> Task statement: Using the entries below, output exactly the line containing "Type out the text in this image." and all lines that follow it to the end.

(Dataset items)
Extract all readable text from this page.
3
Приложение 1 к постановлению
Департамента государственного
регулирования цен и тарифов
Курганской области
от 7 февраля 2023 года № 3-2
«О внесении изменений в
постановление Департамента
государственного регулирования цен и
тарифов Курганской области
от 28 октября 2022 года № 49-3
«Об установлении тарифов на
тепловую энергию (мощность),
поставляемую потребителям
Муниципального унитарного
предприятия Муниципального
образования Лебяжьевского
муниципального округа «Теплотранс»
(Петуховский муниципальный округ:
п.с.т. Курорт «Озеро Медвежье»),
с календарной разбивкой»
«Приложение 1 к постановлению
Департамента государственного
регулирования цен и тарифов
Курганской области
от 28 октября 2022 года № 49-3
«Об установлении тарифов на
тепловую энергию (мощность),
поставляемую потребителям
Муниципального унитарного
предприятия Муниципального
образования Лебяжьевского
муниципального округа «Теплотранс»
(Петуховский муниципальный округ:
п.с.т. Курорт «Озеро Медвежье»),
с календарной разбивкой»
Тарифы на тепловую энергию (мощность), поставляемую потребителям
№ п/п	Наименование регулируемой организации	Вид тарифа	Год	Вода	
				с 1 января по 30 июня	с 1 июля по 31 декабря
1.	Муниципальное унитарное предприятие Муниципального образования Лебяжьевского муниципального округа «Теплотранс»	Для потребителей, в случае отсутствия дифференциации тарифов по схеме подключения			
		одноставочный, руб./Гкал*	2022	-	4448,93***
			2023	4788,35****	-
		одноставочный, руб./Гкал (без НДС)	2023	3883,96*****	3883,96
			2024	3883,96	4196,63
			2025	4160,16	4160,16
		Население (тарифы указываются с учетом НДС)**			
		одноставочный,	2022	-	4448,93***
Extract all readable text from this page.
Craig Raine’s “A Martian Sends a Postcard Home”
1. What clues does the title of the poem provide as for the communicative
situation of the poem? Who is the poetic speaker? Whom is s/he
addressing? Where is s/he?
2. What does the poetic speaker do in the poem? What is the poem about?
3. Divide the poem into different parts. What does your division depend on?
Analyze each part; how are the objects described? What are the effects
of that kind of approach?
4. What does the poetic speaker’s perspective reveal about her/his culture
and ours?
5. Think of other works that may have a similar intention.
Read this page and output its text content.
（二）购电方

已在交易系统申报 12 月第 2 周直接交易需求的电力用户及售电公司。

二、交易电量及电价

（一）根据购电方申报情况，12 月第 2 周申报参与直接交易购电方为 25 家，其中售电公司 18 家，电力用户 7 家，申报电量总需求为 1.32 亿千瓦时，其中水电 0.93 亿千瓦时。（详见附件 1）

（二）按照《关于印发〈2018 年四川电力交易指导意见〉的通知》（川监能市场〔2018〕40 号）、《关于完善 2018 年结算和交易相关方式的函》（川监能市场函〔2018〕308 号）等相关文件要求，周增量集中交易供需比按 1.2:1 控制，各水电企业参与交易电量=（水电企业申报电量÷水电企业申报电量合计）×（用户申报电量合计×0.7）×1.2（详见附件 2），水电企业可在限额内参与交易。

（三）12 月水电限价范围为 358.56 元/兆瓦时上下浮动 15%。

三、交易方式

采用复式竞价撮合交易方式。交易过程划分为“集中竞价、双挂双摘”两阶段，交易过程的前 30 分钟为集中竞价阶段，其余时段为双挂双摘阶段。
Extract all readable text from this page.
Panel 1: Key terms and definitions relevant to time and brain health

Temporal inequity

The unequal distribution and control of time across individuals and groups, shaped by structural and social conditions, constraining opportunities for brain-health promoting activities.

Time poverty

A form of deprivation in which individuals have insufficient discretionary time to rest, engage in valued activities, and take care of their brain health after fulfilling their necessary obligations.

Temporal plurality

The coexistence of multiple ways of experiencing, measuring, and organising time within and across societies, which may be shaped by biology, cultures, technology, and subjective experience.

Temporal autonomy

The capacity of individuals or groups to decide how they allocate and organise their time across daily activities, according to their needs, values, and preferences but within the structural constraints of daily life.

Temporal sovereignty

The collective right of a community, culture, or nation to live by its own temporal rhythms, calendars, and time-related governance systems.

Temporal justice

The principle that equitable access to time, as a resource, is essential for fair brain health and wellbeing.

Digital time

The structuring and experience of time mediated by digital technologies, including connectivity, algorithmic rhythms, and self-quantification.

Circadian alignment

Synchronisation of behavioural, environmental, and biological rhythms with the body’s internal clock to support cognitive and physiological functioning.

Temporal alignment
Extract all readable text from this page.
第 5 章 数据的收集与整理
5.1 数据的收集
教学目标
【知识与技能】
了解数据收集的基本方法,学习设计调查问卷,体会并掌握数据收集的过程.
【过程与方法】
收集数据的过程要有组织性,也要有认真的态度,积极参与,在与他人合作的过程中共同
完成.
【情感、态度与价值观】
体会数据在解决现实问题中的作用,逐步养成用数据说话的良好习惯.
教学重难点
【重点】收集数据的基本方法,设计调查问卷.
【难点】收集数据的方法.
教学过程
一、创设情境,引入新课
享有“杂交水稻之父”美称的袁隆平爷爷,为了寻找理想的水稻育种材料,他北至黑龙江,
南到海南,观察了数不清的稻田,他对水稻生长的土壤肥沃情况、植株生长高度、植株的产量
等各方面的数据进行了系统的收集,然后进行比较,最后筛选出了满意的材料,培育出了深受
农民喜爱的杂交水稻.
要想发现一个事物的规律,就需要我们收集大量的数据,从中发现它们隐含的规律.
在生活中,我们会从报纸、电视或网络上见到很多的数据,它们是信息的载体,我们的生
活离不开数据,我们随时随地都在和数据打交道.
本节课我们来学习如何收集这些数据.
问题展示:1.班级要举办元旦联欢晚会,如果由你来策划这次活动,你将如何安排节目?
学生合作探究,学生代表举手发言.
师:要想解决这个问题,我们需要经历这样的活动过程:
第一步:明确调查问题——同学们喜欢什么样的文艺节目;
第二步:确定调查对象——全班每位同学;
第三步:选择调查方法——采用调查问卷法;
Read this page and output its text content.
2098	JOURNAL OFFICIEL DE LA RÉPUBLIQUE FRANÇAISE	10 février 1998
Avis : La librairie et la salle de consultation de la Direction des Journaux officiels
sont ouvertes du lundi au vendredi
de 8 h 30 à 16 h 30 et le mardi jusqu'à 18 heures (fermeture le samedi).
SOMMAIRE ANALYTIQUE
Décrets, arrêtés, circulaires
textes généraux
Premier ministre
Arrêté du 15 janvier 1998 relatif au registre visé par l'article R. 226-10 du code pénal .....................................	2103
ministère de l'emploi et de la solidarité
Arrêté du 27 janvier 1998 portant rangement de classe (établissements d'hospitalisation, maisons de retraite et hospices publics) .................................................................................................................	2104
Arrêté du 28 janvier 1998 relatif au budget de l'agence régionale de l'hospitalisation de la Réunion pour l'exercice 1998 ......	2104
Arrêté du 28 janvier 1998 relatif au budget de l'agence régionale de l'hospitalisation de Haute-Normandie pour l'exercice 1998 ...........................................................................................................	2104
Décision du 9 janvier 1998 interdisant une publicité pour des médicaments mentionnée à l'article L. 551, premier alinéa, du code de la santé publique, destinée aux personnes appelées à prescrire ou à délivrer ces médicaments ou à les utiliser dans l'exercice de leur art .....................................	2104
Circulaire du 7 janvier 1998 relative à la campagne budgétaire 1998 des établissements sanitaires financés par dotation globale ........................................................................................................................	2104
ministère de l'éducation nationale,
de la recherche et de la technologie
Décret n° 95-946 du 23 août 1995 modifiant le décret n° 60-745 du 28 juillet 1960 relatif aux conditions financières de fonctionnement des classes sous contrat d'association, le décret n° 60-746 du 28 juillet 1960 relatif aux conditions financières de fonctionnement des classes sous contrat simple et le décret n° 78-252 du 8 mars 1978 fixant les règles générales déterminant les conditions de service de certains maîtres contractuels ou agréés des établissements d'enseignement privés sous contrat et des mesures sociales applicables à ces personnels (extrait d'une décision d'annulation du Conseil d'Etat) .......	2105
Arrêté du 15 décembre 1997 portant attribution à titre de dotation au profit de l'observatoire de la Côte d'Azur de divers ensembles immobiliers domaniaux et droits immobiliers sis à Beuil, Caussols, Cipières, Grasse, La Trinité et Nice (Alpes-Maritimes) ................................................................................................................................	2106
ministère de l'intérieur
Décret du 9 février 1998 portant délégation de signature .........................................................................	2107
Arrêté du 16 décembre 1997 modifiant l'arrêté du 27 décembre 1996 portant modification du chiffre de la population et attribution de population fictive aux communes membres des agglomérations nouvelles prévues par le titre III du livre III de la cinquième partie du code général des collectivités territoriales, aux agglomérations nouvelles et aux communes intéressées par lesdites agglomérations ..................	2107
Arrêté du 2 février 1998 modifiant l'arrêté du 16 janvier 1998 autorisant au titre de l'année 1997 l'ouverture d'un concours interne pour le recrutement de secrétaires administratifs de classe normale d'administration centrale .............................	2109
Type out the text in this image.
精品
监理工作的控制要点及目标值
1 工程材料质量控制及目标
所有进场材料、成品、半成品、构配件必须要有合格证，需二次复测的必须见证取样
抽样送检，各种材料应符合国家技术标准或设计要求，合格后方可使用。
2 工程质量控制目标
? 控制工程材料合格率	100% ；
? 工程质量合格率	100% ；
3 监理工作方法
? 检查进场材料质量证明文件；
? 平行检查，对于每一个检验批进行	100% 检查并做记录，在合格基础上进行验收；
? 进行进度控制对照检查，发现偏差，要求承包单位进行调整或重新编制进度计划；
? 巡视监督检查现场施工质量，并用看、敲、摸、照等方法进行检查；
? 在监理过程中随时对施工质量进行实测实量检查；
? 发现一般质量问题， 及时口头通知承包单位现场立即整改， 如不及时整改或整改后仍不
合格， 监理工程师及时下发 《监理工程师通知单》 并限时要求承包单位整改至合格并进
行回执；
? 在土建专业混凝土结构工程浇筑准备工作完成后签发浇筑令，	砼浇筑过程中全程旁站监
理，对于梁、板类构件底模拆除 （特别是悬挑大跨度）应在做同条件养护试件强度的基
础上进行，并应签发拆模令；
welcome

> Answer for the task:
Type out the text in this image.
精品
监理工作的控制要点及目标值
1 工程材料质量控制及目标
所有进场材料、成品、半成品、构配件必须要有合格证，需二次复测的必须见证取样
抽样送检，各种材料应符合国家技术标准或设计要求，合格后方可使用。
2 工程质量控制目标
? 控制工程材料合格率	100% ；
? 工程质量合格率	100% ；
3 监理工作方法
? 检查进场材料质量证明文件；
? 平行检查，对于每一个检验批进行	100% 检查并做记录，在合格基础上进行验收；
? 进行进度控制对照检查，发现偏差，要求承包单位进行调整或重新编制进度计划；
? 巡视监督检查现场施工质量，并用看、敲、摸、照等方法进行检查；
? 在监理过程中随时对施工质量进行实测实量检查；
? 发现一般质量问题， 及时口头通知承包单位现场立即整改， 如不及时整改或整改后仍不
合格， 监理工程师及时下发 《监理工程师通知单》 并限时要求承包单位整改至合格并进
行回执；
? 在土建专业混凝土结构工程浇筑准备工作完成后签发浇筑令，	砼浇筑过程中全程旁站监
理，对于梁、板类构件底模拆除 （特别是悬挑大跨度）应在做同条件养护试件强度的基
础上进行，并应签发拆模令；
welcome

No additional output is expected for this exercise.